**Document extract**
+---+

What I’d like to see:

  • Nothing calls out better than analogies for good side channel attack story telling.
  • Future development and applicability to these types of side channel attack/ defenses.

#8: Patching Exploits with Duct Tape: Bypassing Mitigations and Backwards Steps

Date & Time: Thursday, April 23, 8:00-8:50am
Location: Moscone West, Room 3014
Abstract: The sale of exploits and bug bounty programs are at an all-time high, as is their use by cyber criminals. OS vendors, such as Microsoft have progressively implemented a gigantic number of controls to stem the bleeding. Learn how attackers side step mitigations in accessible live demonstrations. New to exploitation or want to learn about the latest mitigations? Come along and learn more!
Who:

  • James Lyne, Global Head of Security Research, Sophos
  • Stephen Sims, Security Research and Instructor, SANS Institute

Why:

  • Zero days and built-in software bugs are inevitable.
  • Attackers side-stepping mitigations should not surprise anyone. It’s time to see how we can remain productive and secure albeit an already-compromised network.
  • The promise of live demos wins us over.

What I’d like to see:

  • Individual mitigation solutions fail to detect the infiltration of attackers exploiting these vulnerabilities, resulting in the compensating “defense-in-depth” model. That in turn, however, leads to the inundation of alerts by multiple solutions and the need to deal with them effectively. Can we expect these folks to propose a new efficient model?

#9: Securing Active Directory Correctly

Date & Time: Friday, April 24, 10:10-11:00am
Location: Moscone West, Room 2018
Abstract: Even after 15 years of Active Directory being released, administrators and security professionals still don't understand the key points of Active Directory security. In this session, MVP Derek Melber will go over the top incorrectly secured and configured settings related to Active Directory. When you leave this session you will have immediate tasks to perform on your Active Directory environment.
Who:

  • Derek Melber, Technical Evangelist, ManageEngine

Why:

  • Active (AD) has garnered much focus in the past couple of years – and rightfully so. It has been a security blindspot for much too long.
  • Microsoft has recently admitted the need to secure and protect AD with their September $200M acquisition of Aorato, an AD-security startup.

+---+

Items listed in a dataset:
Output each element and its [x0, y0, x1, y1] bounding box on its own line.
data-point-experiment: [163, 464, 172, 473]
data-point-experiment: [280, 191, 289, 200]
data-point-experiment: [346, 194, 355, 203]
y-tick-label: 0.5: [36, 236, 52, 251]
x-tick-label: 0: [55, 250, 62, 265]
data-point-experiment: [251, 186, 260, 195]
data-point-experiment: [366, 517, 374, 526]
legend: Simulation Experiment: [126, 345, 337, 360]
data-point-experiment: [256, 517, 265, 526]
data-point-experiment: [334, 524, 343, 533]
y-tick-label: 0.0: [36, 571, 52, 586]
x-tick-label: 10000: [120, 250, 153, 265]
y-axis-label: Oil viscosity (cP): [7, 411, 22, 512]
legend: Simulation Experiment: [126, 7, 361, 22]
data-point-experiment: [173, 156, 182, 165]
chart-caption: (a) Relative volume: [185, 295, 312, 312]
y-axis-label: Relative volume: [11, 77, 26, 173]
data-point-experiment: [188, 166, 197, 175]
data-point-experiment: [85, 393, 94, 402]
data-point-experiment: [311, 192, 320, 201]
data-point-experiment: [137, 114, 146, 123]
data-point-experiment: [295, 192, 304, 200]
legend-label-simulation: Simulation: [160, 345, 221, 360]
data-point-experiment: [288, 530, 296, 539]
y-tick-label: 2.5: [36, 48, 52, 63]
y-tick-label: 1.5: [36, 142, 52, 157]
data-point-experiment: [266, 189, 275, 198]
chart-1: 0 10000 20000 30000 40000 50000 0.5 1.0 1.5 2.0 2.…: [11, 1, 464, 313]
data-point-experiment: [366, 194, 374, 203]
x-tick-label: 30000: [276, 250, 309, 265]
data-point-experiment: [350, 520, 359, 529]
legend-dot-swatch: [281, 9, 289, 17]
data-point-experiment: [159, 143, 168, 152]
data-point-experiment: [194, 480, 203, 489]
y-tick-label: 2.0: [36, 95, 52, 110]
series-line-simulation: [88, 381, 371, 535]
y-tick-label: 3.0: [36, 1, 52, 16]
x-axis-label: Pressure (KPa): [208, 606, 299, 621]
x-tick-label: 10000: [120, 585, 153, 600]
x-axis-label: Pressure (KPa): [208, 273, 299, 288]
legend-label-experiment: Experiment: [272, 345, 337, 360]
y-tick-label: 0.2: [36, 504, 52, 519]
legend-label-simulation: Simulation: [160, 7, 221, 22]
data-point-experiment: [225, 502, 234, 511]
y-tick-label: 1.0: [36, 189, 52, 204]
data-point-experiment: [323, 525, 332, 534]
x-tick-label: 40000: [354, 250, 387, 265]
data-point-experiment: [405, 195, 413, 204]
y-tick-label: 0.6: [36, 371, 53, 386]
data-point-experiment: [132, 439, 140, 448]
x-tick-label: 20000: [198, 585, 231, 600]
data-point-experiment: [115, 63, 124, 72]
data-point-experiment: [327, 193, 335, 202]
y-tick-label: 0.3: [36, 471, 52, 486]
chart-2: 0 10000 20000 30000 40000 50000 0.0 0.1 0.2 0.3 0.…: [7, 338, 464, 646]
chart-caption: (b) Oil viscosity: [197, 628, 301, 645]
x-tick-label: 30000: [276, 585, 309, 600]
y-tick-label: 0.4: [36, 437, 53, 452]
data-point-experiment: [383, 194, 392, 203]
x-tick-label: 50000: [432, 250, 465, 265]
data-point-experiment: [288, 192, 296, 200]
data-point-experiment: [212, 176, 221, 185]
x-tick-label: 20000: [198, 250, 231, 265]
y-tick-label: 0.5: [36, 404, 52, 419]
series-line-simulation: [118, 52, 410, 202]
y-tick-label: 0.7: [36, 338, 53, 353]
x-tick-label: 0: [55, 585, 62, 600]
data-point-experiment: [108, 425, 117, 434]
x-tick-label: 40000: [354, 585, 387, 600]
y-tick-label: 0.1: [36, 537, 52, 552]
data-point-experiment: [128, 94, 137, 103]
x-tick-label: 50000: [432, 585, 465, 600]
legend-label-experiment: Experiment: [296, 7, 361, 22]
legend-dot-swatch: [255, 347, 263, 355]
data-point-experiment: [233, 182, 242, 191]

+---+

**Problem description**
Resume the security conference session rundown from the point where it stops.

**Output**
What I’d like to see:

  • With attackers leveraging AD’s functionality to propagate within the enterprise network or externally to its cloud services, it would be interesting to see what type of tell-tale attack signs they leave within AD.

#10: Are You Giving Firmware Attackers a Free Pass?

Date & Time: Friday, April 24, 10:10-11:00am
Location: Moscone West, Room 3018
Abstract: Despite numerous conference publications and revelations in the past year showing attacker's interest and capability in BIOS-level attacks, most enterprises are content to leave their firmware un-inspected. This talk shows concrete strategies to check for BIOS vulnerabilities and integrity checking firmware, to minimize the attacker’s ability to sit on your network undetected for years at a time.
Who:

  • Corey Kallenberg, Chief Technology Officer, Co-Founder, LegbaCore
  • Xeno Kovah, Co-Founder & Chief Executive Officer, LegbaCore

Why:

  • Highly relevant. Reports from just a couple of months showed how backdoors were installed on various firmware vendors such as Lenovo and Western Digital. News about the vulnerable Superfish, ODM related software component shipped with certain Lenovo machines, followed soon after.
  • Enterprise infiltration is typically considered as performed methodologically over time. This talk shows that infiltration can also come in the form of “out-of-the-box”.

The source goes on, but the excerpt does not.